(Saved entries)
§ §
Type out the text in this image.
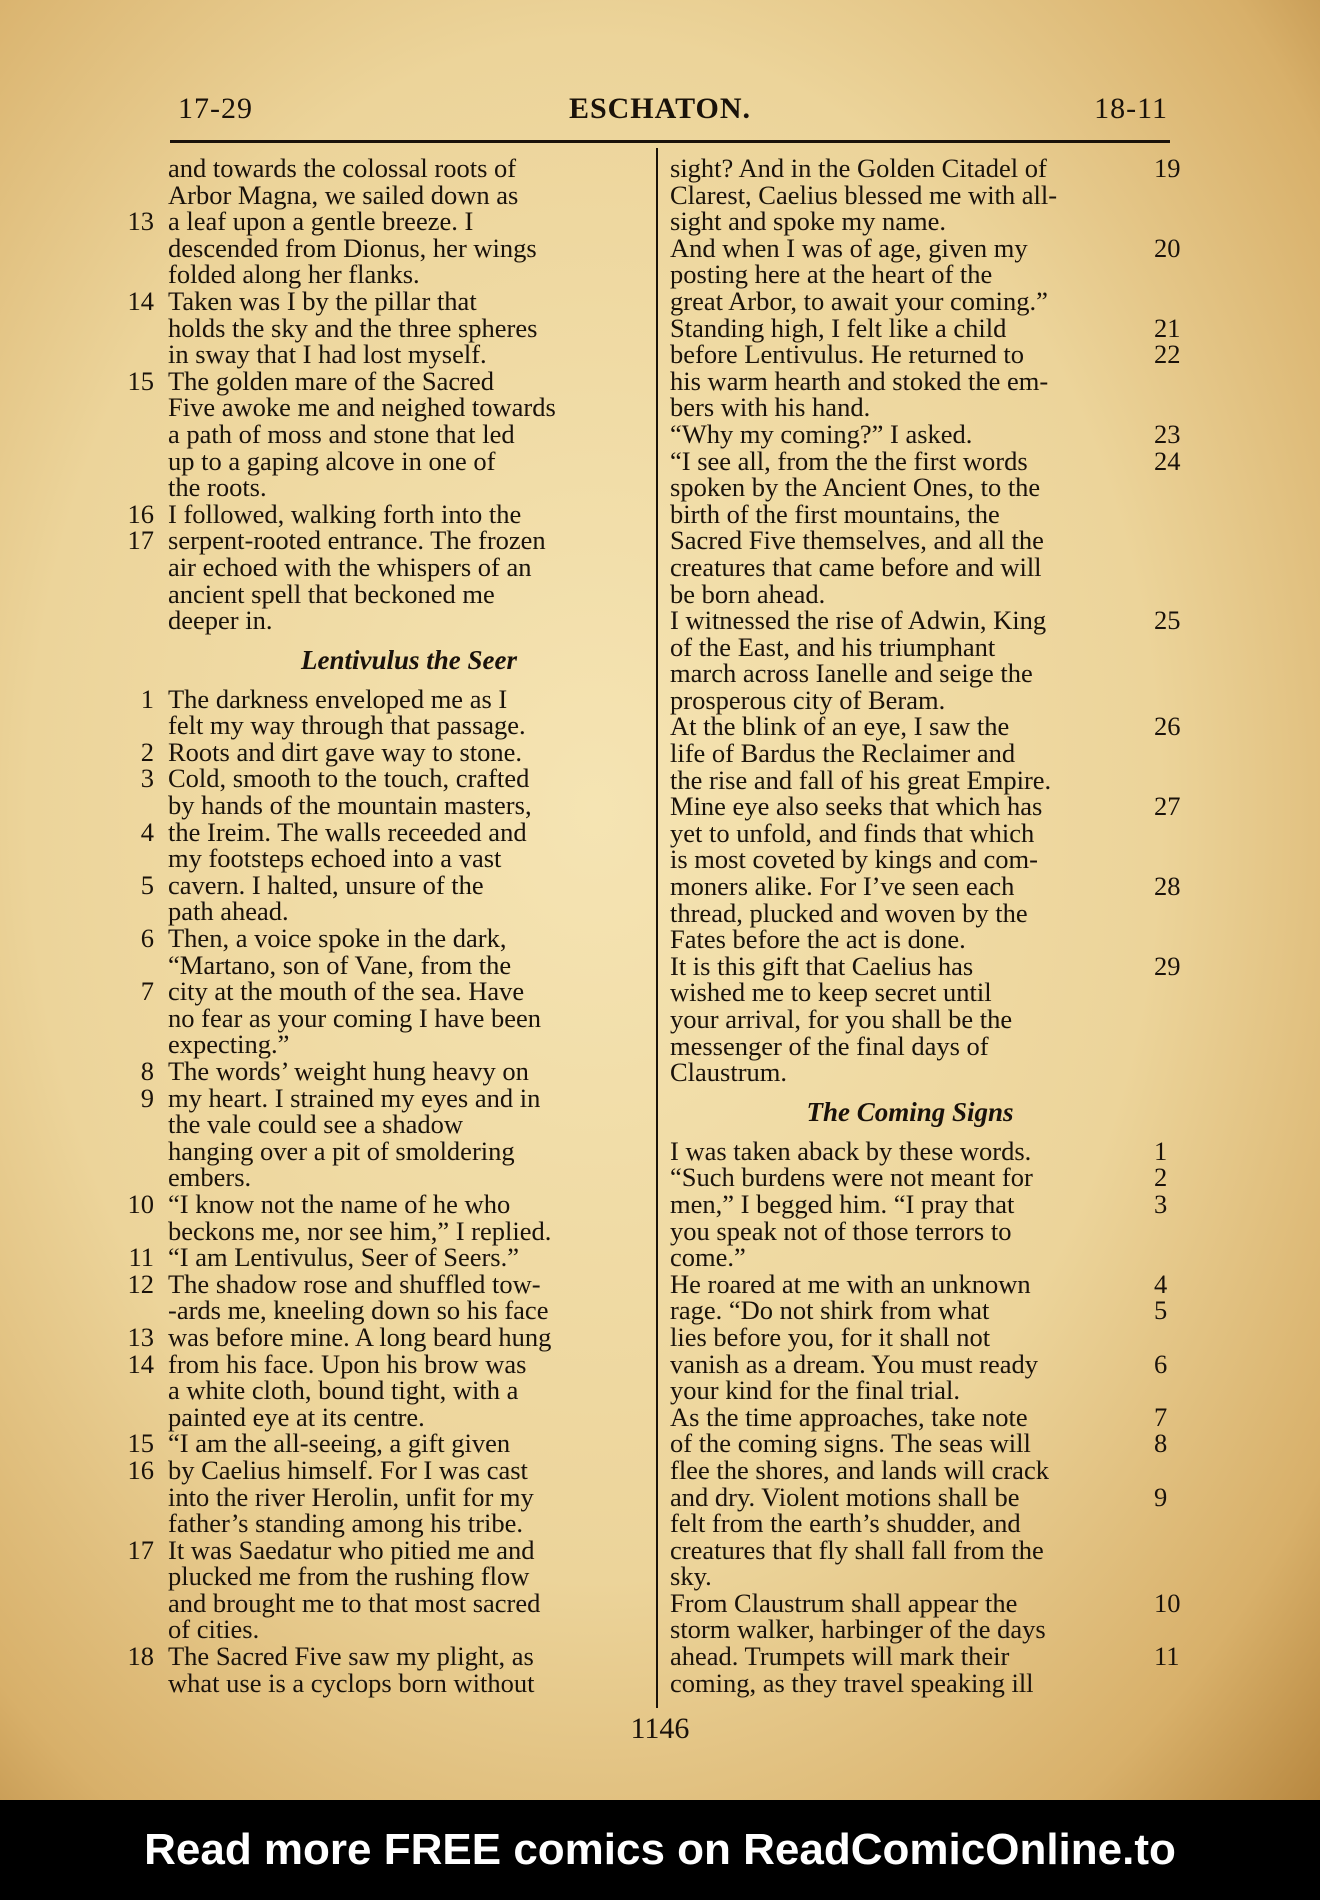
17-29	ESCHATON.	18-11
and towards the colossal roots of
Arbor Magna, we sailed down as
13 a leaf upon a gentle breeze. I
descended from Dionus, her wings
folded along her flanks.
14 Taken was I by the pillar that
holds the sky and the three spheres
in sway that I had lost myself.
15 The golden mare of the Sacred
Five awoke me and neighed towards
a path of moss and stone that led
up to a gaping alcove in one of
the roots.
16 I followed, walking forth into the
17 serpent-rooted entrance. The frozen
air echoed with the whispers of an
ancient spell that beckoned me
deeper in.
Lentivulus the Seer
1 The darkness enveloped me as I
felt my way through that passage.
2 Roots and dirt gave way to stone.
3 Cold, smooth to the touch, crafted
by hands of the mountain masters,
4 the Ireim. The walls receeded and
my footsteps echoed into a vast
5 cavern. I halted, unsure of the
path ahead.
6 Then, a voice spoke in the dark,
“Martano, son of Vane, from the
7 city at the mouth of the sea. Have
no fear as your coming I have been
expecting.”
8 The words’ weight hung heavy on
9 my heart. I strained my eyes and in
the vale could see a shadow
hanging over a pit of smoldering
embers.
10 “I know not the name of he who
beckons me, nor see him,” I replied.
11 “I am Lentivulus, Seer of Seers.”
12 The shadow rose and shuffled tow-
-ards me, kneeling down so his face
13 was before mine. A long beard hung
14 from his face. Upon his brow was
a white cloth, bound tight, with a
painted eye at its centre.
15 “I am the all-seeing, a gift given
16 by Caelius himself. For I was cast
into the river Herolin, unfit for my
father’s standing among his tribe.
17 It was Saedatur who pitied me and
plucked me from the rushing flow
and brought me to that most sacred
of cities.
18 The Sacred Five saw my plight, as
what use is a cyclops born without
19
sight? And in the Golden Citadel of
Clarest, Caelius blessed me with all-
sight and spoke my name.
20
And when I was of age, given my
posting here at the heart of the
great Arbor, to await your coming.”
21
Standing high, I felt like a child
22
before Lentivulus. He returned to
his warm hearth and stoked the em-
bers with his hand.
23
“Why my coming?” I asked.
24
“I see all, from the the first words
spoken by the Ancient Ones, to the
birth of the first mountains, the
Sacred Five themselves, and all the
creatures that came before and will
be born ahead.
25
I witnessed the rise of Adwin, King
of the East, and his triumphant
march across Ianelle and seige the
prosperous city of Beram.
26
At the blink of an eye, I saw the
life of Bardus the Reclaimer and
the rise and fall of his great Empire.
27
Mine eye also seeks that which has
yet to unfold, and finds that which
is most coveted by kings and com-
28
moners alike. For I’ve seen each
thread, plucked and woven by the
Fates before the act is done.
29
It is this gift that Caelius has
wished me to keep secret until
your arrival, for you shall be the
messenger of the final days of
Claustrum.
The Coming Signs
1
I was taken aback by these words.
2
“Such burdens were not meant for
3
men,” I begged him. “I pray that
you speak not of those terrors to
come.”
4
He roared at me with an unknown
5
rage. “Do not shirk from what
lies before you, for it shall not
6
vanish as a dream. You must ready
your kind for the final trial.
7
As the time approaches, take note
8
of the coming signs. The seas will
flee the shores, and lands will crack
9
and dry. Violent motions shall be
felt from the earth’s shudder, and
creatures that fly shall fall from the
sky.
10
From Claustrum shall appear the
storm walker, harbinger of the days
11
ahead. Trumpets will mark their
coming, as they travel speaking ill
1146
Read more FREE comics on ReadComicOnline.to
§ §
**EXERCISE BRIEF:**
For the entries shown above, give the number of lines that include the word "Lentivulus", without any other text.

**SOLUTION FOR THIS EXERCISE:**
3